→ Page excerpt:
========

The interplay between gut microbiota and Alzheimer’s disease: mechanistic insights from dysbiosis to disease modulation
摘要
Alzheimer’s disease (AD) is a chronic, progressive, neurodegenerative condition marked by memory loss and cognitive decline. It is characterized by neuropathological features such as amyloid plaque accumulation, neurofibrillary tangles of tau protein, and inflammatory changes in the brain. Recent research emphasizes how gut microbes influence the onset and progression of AD primarily through the gut-brain connection, a bidirectional communication system. The human gastrointestinal tract (GI) contains trillions of bacteria, primarily Bacteroidetes, Firmicutes, and Actinobacteria, which play vital roles in digestion, metabolic regulation, and immune modulation. However, factors such as diet, lifestyle, and environmental exposure can disrupt microbial balance, weaken intestinal barrier function, and initiate systemic inflammation. Such dysbiosis has been linked to defective regulation of the amyloid precursor protein (APP), leading to increased deposition of amyloidogenic peptides (Aβ). Moreover, the enteric nervous system, which expresses APP, may serve as an initial site of amyloid deposition, affecting gastrointestinal motility and inflammatory susceptibility. The gut microbiota also produces key bioactive compounds, including neurotransmitters such as serotonin, dopamine, acetylcholine, histamine, and gamma-aminobutyric acid (GABA), which influence the central nervous system (CNS) through neural, immune, and endocrine pathways. An imbalance in these neuroactive molecules may disrupt synaptic signaling and contribute to Alzheimer’s-related cognitive dysfunction. Therefore, improving our understanding of gut-brain communication may advance knowledge of AD development and support the creation of new therapies. This review highlights the strong association between intestinal microbes and Alzheimer’s pathogenesis, emphasizing microbiota modulation through probiotics, prebiotics, postbiotics, synbiotics, and antibiotics as potential therapeutic approaches, supported by emerging clinical trial evidence.

========

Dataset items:
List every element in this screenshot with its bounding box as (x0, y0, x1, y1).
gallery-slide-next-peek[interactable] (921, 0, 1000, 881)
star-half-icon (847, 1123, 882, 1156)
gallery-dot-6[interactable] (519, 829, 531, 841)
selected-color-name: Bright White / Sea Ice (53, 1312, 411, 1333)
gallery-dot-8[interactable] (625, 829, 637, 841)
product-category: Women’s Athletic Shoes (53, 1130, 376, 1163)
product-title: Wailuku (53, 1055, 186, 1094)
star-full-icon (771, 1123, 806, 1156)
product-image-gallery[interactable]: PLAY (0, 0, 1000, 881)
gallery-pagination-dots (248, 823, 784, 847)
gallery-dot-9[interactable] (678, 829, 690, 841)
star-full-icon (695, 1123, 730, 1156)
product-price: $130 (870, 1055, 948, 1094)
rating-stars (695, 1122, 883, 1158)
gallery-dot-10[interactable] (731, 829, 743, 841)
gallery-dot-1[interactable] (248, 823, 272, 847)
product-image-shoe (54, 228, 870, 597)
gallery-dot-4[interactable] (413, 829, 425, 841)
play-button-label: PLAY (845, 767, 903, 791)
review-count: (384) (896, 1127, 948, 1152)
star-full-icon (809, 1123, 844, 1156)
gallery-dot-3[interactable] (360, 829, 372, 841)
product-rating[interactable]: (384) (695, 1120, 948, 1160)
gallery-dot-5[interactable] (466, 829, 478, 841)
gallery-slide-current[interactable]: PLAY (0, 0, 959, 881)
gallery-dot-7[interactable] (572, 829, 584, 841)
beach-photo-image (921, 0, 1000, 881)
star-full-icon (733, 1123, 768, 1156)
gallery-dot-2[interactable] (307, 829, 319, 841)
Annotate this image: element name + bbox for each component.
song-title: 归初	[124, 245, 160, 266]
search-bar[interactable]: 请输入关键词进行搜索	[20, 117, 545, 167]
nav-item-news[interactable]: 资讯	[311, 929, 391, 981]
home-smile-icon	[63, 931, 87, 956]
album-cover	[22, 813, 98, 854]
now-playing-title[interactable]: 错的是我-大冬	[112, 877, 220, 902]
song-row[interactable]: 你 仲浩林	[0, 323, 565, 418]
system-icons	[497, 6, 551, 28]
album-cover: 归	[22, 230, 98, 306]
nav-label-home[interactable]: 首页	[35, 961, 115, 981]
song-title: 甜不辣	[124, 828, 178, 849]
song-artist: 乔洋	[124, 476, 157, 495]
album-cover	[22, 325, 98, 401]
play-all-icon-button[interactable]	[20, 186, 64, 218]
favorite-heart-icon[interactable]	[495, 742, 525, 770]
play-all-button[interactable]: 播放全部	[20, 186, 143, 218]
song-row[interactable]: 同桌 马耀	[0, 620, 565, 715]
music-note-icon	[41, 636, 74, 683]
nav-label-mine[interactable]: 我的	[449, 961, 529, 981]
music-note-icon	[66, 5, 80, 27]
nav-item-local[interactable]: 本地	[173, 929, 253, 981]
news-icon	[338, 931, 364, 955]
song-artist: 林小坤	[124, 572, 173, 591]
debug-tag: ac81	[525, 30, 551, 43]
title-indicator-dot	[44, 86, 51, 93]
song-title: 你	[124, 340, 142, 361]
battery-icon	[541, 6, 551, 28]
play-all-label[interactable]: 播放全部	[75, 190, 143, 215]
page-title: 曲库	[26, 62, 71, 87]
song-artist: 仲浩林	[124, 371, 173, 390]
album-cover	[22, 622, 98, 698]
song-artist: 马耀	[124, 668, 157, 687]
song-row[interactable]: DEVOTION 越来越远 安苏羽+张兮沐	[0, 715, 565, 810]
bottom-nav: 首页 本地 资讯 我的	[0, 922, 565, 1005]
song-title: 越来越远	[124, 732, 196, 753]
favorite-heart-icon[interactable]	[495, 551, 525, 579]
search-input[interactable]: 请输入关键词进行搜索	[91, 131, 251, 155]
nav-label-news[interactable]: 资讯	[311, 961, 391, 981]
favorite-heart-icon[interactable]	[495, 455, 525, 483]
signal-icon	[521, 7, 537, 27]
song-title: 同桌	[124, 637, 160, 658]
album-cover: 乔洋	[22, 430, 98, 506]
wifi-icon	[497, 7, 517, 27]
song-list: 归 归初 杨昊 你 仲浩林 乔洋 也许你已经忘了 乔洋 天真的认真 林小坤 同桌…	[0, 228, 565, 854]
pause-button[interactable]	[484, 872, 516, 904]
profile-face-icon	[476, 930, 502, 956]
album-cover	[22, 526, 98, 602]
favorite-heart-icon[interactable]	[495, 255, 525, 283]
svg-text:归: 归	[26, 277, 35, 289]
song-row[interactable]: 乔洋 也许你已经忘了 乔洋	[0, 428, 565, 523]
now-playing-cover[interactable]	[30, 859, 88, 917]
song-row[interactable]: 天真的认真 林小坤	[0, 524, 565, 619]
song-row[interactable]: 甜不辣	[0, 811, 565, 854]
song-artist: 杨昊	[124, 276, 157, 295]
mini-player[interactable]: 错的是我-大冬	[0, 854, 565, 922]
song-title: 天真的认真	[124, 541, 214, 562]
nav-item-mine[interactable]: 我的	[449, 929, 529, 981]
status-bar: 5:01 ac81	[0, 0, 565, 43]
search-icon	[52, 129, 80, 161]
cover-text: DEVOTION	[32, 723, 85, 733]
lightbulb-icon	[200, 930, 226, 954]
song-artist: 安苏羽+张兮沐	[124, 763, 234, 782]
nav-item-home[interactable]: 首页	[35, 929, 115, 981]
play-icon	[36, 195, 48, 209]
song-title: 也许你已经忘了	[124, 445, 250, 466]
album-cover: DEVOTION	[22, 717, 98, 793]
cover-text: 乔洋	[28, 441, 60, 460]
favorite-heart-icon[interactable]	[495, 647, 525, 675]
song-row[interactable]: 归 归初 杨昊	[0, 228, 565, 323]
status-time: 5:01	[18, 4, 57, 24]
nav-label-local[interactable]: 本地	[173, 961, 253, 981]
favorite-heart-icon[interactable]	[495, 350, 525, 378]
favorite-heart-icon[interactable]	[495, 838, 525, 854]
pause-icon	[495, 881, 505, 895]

========

→ The problem: Reproduce the full text of the abstract on gut microbiota and Alzheimer’s disease, character for character.

→ Exercise result:
The interplay between gut microbiota and Alzheimer’s disease: mechanistic insights from dysbiosis to disease modulation
摘要
Alzheimer’s disease (AD) is a chronic, progressive, neurodegenerative condition marked by memory loss and cognitive decline. It is characterized by neuropathological features such as amyloid plaque accumulation, neurofibrillary tangles of tau protein, and inflammatory changes in the brain. Recent research emphasizes how gut microbes influence the onset and progression of AD primarily through the gut-brain connection, a bidirectional communication system. The human gastrointestinal tract (GI) contains trillions of bacteria, primarily Bacteroidetes, Firmicutes, and Actinobacteria, which play vital roles in digestion, metabolic regulation, and immune modulation. However, factors such as diet, lifestyle, and environmental exposure can disrupt microbial balance, weaken intestinal barrier function, and initiate systemic inflammation. Such dysbiosis has been linked to defective regulation of the amyloid precursor protein (APP), leading to increased deposition of amyloidogenic peptides (Aβ). Moreover, the enteric nervous system, which expresses APP, may serve as an initial site of amyloid deposition, affecting gastrointestinal motility and inflammatory susceptibility. The gut microbiota also produces key bioactive compounds, including neurotransmitters such as serotonin, dopamine, acetylcholine, histamine, and gamma-aminobutyric acid (GABA), which influence the central nervous system (CNS) through neural, immune, and endocrine pathways. An imbalance in these neuroactive molecules may disrupt synaptic signaling and contribute to Alzheimer’s-related cognitive dysfunction. Therefore, improving our understanding of gut-brain communication may advance knowledge of AD development and support the creation of new therapies. This review highlights the strong association between intestinal microbes and Alzheimer’s pathogenesis, emphasizing microbiota modulation through probiotics, prebiotics, postbiotics, synbiotics, and antibiotics as potential therapeutic approaches, supported by emerging clinical trial evidence.